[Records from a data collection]
++++++++++

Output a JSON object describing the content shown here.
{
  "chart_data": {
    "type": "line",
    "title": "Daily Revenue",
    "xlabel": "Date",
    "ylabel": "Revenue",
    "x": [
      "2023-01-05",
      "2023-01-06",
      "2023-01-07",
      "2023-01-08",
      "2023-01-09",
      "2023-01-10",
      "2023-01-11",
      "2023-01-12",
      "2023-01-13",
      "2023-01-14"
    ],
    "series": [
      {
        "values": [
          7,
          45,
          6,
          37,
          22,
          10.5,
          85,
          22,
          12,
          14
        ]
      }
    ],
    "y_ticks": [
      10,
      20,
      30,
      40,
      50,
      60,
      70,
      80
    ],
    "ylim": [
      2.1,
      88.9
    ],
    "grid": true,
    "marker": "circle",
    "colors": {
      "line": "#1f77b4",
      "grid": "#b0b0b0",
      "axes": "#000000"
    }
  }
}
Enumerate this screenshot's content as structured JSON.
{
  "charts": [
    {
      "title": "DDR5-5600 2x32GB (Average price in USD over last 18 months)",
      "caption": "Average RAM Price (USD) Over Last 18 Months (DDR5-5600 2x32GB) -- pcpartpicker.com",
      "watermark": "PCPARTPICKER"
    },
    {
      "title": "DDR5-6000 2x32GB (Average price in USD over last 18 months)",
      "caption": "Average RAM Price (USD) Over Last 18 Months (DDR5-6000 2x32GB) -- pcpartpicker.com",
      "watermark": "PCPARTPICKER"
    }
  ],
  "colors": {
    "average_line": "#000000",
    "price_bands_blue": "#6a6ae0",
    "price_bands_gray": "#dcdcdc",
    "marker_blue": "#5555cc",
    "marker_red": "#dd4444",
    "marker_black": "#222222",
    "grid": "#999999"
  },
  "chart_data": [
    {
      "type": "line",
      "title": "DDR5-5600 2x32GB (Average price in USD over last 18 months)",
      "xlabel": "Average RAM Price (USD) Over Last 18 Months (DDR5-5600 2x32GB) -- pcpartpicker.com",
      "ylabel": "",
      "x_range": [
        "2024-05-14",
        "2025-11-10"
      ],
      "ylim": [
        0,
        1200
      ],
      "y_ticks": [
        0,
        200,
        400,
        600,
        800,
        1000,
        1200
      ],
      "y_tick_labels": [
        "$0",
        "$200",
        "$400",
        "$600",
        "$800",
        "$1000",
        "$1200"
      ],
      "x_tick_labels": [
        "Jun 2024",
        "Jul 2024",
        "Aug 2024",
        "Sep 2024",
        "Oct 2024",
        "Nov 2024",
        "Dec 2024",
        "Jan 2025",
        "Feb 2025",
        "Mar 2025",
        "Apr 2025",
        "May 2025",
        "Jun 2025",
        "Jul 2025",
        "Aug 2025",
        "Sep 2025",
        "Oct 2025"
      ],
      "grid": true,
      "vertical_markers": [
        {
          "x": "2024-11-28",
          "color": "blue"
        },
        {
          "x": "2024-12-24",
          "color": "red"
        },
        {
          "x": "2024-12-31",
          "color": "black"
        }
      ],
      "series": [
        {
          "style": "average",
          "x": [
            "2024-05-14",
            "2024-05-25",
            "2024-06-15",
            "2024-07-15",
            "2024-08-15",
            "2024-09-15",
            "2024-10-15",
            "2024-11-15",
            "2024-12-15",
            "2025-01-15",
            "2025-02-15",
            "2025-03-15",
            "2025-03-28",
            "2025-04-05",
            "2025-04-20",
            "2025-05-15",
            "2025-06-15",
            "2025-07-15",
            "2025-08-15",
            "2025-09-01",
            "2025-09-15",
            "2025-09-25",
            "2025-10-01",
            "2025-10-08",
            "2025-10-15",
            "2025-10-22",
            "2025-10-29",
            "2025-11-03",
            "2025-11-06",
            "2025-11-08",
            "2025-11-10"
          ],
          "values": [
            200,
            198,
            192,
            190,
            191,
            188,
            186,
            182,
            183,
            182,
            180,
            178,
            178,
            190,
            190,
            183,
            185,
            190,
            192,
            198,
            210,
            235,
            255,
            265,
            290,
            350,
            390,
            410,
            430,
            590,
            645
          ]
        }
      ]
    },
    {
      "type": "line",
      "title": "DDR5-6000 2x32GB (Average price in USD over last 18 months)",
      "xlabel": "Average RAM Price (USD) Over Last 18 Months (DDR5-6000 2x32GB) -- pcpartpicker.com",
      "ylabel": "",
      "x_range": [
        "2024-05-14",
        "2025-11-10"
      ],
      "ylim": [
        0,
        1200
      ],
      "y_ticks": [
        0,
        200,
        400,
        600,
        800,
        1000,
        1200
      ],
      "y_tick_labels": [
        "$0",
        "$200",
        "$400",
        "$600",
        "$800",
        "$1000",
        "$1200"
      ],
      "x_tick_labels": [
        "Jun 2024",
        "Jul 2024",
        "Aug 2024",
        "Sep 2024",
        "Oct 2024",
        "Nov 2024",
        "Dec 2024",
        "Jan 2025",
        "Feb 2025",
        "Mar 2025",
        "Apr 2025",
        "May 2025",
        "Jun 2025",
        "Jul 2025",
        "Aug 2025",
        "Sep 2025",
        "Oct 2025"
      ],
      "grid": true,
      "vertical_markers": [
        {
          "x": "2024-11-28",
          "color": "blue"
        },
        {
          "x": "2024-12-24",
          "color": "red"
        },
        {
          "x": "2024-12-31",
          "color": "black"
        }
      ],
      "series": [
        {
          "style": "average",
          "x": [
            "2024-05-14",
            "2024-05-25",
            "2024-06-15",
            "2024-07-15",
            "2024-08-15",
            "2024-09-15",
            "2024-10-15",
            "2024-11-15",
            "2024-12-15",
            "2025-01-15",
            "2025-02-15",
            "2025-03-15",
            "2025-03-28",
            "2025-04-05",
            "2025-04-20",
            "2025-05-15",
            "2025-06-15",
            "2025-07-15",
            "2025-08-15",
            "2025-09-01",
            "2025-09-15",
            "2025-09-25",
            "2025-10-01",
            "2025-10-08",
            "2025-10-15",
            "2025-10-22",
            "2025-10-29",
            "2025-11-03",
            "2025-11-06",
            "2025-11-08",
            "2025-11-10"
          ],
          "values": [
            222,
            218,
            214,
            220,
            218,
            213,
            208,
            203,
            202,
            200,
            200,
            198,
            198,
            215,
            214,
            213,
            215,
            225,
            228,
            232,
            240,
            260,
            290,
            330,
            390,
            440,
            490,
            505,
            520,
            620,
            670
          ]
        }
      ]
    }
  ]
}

++++++++++

• Short task: Pull out all lines from the listing that contain the string "caption".

• Solution for this problem:
      "caption": "Average RAM Price (USD) Over Last 18 Months (DDR5-5600 2x32GB) -- pcpartpicker.com",
      "caption": "Average RAM Price (USD) Over Last 18 Months (DDR5-6000 2x32GB) -- pcpartpicker.com",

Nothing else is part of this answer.